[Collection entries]
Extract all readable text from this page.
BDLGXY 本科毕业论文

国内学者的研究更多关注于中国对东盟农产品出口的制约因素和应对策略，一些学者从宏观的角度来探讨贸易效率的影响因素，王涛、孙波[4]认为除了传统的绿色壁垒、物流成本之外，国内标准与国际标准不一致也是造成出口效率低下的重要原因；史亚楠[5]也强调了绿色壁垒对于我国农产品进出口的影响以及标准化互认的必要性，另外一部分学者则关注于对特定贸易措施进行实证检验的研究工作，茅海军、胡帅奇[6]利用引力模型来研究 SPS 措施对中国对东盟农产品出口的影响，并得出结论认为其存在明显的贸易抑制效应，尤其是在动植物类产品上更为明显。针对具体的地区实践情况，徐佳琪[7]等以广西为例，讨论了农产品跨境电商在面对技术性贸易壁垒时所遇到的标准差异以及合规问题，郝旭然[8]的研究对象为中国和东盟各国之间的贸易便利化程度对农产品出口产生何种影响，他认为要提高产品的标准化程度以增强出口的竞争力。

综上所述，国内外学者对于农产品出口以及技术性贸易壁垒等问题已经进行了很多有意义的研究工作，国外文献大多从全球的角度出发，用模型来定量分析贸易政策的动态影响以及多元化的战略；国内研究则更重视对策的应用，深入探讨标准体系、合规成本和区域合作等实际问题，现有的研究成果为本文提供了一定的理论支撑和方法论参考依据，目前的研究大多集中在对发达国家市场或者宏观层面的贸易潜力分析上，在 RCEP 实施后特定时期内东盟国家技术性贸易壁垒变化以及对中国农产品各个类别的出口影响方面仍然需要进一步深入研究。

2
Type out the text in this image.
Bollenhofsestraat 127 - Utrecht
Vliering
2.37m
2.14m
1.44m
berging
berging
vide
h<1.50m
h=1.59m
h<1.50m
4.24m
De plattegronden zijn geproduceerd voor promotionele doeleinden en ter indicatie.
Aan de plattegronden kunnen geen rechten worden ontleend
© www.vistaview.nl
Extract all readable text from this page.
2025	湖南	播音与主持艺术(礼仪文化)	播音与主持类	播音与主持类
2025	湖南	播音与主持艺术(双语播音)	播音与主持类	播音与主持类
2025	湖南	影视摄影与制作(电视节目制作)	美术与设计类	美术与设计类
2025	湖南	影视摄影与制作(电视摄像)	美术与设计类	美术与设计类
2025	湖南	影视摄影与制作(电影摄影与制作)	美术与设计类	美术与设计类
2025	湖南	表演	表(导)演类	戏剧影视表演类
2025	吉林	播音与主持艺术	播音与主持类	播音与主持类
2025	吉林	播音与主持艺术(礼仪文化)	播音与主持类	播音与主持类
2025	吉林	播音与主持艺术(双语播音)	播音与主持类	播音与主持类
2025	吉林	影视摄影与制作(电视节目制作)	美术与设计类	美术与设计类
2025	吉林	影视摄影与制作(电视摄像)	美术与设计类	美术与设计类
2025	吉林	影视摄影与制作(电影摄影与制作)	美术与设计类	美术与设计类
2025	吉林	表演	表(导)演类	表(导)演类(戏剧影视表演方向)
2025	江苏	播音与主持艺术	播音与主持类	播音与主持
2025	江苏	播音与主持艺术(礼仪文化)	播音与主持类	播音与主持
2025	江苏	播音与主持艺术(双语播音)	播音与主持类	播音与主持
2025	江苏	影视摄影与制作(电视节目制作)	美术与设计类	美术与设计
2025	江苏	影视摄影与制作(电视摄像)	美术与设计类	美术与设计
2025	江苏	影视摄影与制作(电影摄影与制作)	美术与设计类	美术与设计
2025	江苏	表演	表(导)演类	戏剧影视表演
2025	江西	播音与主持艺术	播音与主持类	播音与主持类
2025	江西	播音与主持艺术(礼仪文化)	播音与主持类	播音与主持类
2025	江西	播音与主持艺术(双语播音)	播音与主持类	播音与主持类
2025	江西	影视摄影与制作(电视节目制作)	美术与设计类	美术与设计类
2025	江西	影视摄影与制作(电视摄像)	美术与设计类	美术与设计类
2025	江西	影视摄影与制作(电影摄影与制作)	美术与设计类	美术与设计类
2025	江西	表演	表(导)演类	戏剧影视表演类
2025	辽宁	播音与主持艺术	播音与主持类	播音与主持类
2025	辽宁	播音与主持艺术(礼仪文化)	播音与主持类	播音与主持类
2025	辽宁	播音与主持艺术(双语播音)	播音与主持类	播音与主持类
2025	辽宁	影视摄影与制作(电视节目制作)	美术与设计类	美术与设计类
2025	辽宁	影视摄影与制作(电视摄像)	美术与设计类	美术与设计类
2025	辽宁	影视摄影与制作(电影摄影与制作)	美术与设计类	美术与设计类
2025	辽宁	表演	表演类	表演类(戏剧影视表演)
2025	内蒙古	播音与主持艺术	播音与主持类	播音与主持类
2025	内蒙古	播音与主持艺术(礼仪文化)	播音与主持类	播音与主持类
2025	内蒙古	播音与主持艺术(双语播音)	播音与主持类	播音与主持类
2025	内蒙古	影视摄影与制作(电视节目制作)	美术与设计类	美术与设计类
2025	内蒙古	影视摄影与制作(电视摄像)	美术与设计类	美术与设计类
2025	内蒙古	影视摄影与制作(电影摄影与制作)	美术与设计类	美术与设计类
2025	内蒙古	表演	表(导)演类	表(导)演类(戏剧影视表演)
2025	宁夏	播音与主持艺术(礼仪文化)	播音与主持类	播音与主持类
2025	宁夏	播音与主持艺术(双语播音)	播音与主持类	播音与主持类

| WHAT IS ASKED |
Scan the listing above for the word "电视摄像" and copy every line that holds it.

| FINAL ANSWER |
2025	湖南	影视摄影与制作(电视摄像)	美术与设计类	美术与设计类
2025	吉林	影视摄影与制作(电视摄像)	美术与设计类	美术与设计类
2025	江苏	影视摄影与制作(电视摄像)	美术与设计类	美术与设计
2025	江西	影视摄影与制作(电视摄像)	美术与设计类	美术与设计类
2025	辽宁	影视摄影与制作(电视摄像)	美术与设计类	美术与设计类
2025	内蒙古	影视摄影与制作(电视摄像)	美术与设计类	美术与设计类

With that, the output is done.